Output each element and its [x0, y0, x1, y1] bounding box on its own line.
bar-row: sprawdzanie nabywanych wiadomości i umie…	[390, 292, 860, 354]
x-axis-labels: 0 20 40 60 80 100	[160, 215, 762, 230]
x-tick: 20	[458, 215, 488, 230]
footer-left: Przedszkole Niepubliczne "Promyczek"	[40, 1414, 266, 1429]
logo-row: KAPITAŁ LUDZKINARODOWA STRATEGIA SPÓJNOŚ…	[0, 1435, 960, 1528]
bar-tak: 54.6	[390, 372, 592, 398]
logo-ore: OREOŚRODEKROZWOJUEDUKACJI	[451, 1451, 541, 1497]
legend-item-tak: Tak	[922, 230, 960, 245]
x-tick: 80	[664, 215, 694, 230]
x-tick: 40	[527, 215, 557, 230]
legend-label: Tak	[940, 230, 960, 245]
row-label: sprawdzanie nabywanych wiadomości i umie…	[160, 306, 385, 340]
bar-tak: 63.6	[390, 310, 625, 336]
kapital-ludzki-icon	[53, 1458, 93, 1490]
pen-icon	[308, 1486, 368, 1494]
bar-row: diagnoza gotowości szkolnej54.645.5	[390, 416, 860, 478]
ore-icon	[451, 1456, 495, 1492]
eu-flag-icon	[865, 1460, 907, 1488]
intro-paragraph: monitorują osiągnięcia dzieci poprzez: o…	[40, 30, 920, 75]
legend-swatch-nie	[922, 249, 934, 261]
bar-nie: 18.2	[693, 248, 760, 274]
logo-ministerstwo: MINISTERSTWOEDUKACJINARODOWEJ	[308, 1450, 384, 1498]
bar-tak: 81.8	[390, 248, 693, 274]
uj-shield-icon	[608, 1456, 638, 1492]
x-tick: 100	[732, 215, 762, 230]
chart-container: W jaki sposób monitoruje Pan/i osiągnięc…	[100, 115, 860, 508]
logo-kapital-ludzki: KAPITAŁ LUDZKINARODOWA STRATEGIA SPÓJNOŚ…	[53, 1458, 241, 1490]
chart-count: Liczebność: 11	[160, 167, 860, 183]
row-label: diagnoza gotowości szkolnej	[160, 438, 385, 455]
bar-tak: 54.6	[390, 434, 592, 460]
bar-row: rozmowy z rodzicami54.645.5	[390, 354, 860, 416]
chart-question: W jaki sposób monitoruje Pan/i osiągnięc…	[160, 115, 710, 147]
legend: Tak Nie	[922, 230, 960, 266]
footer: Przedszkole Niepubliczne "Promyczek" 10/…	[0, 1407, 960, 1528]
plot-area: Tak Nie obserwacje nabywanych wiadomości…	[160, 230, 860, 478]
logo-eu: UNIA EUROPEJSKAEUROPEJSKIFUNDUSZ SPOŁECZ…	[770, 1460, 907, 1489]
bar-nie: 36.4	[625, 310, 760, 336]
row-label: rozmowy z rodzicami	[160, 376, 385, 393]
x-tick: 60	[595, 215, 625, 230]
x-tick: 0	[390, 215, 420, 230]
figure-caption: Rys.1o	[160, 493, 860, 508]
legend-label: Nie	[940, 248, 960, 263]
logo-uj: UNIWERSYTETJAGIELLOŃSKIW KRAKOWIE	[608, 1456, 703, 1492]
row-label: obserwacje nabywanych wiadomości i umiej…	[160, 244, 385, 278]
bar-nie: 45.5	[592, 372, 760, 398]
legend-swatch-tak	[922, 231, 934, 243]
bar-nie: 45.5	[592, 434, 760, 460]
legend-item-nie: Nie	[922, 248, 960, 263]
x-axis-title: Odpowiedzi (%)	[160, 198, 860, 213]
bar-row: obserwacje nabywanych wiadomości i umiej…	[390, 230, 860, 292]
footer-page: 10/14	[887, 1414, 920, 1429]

> [SHORT EXERCISE]
Pull out the lines of the listing word for word, from its very first line through the line that contains "footer-left: Przedszkole Niepubliczne", including both of those lines.

> [TASK ANSWER]
Output each element and its [x0, y0, x1, y1] bounding box on its own line.
bar-row: sprawdzanie nabywanych wiadomości i umie…	[390, 292, 860, 354]
x-axis-labels: 0 20 40 60 80 100	[160, 215, 762, 230]
x-tick: 20	[458, 215, 488, 230]
footer-left: Przedszkole Niepubliczne "Promyczek"	[40, 1414, 266, 1429]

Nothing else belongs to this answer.